(Figure collection entries)
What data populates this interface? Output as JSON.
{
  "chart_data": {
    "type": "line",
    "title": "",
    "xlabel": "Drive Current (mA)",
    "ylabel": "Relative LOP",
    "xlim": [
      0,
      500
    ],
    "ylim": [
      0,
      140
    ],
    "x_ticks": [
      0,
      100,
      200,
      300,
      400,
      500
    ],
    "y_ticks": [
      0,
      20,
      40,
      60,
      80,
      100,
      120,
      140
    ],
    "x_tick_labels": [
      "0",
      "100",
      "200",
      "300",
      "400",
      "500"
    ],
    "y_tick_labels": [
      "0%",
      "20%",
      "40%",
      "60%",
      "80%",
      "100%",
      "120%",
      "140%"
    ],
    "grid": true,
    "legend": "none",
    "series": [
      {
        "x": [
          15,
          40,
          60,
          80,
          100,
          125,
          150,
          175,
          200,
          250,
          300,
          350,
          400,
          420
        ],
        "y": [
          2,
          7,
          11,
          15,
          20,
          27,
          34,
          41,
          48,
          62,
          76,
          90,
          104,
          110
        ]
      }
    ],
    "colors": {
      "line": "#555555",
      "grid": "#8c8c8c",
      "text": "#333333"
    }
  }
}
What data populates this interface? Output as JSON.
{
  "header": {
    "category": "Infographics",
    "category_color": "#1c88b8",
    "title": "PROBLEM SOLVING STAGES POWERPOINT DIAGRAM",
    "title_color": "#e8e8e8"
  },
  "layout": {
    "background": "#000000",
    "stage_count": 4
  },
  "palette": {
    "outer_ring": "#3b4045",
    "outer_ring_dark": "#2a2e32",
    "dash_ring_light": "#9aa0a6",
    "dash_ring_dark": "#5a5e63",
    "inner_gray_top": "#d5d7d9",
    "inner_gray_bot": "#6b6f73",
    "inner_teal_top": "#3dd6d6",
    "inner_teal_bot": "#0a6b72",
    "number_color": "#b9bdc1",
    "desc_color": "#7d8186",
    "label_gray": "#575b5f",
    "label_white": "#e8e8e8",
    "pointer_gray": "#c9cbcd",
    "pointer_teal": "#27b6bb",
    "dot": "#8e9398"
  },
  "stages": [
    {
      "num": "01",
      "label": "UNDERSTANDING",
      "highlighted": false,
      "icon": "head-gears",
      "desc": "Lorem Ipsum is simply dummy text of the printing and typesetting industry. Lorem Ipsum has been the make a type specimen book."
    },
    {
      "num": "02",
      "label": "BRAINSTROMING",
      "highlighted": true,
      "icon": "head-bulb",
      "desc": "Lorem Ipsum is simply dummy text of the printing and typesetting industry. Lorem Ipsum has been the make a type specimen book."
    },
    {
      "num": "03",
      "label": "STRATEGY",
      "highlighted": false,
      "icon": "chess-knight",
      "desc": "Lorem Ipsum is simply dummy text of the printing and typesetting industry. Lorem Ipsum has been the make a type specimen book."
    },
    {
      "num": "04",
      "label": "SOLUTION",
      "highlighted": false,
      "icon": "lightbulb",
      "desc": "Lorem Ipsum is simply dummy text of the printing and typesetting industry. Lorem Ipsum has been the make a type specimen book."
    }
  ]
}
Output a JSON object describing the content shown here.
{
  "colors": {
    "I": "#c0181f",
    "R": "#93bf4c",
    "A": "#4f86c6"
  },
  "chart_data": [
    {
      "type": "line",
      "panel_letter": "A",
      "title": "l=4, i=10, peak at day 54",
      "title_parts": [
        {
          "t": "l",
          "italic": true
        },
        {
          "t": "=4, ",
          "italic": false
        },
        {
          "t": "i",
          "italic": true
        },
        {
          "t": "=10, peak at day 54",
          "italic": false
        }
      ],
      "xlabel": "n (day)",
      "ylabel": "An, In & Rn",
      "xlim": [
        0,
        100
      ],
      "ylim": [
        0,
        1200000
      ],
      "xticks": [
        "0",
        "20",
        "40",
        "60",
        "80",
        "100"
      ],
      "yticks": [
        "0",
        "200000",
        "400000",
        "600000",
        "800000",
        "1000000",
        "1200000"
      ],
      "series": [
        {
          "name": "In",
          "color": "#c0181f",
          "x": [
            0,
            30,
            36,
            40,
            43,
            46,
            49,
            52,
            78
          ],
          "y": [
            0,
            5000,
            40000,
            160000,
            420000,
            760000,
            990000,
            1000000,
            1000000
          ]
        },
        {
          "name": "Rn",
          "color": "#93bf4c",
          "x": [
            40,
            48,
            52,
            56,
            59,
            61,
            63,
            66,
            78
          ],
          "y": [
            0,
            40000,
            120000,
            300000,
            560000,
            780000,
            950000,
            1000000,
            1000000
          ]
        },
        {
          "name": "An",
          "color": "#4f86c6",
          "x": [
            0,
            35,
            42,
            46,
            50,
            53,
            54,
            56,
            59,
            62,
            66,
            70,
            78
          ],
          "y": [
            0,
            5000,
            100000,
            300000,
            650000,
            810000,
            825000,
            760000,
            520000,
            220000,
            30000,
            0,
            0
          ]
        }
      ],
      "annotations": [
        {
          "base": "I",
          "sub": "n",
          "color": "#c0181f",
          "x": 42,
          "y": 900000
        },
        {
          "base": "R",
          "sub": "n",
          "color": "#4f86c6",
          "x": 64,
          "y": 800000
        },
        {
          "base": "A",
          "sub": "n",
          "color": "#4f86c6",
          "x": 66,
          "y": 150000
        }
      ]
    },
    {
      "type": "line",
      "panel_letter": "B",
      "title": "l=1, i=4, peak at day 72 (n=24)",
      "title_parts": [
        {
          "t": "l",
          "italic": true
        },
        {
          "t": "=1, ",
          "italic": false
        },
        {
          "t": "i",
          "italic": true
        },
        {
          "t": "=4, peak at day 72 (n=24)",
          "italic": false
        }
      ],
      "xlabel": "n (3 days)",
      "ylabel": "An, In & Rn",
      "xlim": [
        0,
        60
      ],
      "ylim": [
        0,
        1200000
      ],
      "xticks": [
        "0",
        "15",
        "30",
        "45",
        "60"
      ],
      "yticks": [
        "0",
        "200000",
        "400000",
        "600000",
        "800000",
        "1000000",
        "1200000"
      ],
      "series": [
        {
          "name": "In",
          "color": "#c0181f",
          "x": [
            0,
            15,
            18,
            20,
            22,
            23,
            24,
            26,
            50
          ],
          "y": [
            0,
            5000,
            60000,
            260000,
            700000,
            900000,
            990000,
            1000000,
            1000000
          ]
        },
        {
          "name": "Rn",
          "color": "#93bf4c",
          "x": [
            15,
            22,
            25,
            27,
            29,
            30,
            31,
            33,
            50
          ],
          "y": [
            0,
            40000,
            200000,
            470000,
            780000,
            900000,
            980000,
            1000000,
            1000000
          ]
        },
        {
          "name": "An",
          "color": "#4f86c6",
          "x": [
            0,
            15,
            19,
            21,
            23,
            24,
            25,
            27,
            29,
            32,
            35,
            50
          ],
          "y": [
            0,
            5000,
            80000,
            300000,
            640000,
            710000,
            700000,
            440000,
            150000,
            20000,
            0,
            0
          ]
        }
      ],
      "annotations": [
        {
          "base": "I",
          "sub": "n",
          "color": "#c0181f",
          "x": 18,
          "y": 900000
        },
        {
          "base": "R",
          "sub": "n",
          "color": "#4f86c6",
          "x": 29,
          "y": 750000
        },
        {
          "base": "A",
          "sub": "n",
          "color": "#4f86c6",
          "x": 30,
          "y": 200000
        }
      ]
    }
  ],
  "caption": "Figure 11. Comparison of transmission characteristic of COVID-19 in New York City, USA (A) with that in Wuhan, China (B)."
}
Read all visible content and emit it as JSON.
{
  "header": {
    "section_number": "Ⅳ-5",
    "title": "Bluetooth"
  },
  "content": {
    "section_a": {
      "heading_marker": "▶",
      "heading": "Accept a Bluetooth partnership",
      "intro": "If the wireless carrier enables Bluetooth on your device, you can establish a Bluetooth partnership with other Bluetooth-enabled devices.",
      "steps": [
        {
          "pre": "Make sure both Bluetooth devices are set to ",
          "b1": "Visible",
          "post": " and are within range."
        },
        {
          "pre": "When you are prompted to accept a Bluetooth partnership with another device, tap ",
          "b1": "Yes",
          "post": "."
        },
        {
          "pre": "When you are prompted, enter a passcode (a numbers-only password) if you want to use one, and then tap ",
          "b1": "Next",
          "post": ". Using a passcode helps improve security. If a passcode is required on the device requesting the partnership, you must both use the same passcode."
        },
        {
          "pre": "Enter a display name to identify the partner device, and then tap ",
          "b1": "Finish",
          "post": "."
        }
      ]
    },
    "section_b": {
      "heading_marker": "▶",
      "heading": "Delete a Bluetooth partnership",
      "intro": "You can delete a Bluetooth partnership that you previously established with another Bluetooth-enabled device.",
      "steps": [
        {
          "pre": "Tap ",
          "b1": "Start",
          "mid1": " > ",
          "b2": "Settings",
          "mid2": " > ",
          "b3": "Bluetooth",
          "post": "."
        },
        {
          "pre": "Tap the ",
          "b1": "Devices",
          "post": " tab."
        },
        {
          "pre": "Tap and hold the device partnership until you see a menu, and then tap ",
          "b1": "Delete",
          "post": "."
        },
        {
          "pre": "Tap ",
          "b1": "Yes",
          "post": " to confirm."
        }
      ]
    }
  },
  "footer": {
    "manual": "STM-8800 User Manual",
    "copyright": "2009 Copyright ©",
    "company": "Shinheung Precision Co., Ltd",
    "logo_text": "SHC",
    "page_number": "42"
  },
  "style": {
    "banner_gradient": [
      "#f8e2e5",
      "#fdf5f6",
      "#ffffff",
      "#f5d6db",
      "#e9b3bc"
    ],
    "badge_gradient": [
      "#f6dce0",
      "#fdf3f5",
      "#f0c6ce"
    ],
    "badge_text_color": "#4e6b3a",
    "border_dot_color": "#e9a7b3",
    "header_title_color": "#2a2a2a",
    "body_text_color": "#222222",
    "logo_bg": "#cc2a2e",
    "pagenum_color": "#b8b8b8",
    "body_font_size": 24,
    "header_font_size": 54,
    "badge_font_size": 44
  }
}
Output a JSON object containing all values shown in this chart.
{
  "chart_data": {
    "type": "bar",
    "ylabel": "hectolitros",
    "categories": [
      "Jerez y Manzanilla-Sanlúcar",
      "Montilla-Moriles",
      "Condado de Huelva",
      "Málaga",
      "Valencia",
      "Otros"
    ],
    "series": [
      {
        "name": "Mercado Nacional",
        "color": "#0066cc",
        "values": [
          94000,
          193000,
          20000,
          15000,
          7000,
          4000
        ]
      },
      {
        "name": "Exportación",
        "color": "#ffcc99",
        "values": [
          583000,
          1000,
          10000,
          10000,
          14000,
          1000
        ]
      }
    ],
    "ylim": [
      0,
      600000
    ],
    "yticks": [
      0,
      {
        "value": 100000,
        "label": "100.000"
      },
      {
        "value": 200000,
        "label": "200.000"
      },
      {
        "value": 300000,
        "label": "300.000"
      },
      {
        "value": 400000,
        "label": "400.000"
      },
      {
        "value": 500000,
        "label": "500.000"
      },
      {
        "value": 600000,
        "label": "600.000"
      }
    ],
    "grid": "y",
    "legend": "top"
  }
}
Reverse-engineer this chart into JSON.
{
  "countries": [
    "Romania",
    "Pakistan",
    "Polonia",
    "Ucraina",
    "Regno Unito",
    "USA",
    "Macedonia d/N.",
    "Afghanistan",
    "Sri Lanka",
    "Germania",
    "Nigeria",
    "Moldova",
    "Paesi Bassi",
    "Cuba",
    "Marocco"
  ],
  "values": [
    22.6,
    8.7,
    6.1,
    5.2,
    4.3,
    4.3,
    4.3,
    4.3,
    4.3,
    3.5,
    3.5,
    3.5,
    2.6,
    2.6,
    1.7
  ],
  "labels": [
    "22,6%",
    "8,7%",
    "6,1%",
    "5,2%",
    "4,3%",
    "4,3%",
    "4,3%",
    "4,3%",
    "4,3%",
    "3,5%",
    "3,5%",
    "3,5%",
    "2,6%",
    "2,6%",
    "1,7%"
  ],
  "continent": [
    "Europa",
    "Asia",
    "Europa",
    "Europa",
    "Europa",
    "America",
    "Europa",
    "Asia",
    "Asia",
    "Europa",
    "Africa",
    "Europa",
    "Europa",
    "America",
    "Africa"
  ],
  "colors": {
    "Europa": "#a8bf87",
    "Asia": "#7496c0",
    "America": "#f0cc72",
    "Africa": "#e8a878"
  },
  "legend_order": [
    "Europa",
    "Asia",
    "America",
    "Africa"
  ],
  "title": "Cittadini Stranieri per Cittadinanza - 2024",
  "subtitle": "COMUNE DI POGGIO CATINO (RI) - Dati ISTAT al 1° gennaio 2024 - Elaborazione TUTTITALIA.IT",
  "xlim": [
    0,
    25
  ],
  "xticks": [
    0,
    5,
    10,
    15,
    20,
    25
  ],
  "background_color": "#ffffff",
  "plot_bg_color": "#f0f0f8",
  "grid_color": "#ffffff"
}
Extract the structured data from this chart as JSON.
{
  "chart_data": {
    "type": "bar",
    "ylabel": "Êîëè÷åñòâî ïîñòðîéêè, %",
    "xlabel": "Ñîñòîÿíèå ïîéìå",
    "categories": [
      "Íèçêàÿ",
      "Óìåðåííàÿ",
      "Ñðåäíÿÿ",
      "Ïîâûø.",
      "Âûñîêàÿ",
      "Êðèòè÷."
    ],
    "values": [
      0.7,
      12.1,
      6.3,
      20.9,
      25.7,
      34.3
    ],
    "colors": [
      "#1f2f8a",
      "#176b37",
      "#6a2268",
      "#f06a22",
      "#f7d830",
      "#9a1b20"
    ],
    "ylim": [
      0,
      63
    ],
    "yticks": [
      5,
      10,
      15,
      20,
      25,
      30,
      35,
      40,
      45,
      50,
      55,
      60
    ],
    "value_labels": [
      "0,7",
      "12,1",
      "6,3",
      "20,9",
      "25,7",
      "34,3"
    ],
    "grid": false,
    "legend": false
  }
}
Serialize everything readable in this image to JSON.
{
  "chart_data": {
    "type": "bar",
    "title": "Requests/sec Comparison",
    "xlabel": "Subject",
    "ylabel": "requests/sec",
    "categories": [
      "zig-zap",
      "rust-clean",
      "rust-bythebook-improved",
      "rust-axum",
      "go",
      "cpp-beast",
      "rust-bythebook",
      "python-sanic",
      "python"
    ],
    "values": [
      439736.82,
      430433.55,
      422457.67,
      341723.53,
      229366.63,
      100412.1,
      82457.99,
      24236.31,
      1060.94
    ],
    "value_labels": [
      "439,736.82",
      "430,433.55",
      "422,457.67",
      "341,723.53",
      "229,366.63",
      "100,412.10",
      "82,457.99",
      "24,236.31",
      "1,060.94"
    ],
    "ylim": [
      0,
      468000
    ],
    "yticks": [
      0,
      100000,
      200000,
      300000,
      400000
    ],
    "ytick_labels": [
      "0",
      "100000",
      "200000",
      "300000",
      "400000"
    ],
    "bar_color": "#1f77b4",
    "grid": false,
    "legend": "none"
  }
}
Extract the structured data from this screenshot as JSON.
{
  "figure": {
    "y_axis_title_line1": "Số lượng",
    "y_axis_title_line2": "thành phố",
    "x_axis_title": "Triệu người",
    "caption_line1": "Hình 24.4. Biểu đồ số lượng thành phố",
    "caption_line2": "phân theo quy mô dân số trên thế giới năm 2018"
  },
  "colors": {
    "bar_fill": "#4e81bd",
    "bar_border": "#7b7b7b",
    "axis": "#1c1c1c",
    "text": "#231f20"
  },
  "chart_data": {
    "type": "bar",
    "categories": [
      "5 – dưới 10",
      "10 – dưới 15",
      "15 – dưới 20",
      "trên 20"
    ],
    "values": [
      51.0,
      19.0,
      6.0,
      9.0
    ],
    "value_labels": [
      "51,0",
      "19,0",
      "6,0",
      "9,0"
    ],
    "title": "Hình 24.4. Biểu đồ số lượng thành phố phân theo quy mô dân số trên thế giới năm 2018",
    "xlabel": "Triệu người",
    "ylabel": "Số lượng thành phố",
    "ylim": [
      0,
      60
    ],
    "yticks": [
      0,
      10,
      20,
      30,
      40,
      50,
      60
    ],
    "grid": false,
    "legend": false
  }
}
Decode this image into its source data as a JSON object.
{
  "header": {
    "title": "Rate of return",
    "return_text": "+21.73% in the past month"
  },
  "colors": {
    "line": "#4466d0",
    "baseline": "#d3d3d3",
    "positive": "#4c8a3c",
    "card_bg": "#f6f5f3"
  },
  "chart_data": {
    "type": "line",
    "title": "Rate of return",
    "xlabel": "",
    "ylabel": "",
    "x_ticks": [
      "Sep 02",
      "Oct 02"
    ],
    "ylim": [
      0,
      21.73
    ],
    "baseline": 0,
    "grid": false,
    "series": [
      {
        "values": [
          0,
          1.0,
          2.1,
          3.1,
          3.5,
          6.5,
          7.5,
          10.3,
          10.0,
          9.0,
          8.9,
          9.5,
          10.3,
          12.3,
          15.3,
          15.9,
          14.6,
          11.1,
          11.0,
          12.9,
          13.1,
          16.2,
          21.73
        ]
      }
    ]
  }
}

Goal:
Quote only the lines from the line containing "Decode this image" through the end of the listing, please, keeping both the first and the last line.

Correct result:
Decode this image into its source data as a JSON object.
{
  "header": {
    "title": "Rate of return",
    "return_text": "+21.73% in the past month"
  },
  "colors": {
    "line": "#4466d0",
    "baseline": "#d3d3d3",
    "positive": "#4c8a3c",
    "card_bg": "#f6f5f3"
  },
  "chart_data": {
    "type": "line",
    "title": "Rate of return",
    "xlabel": "",
    "ylabel": "",
    "x_ticks": [
      "Sep 02",
      "Oct 02"
    ],
    "ylim": [
      0,
      21.73
    ],
    "baseline": 0,
    "grid": false,
    "series": [
      {
        "values": [
          0,
          1.0,
          2.1,
          3.1,
          3.5,
          6.5,
          7.5,
          10.3,
          10.0,
          9.0,
          8.9,
          9.5,
          10.3,
          12.3,
          15.3,
          15.9,
          14.6,
          11.1,
          11.0,
          12.9,
          13.1,
          16.2,
          21.73
        ]
      }
    ]
  }
}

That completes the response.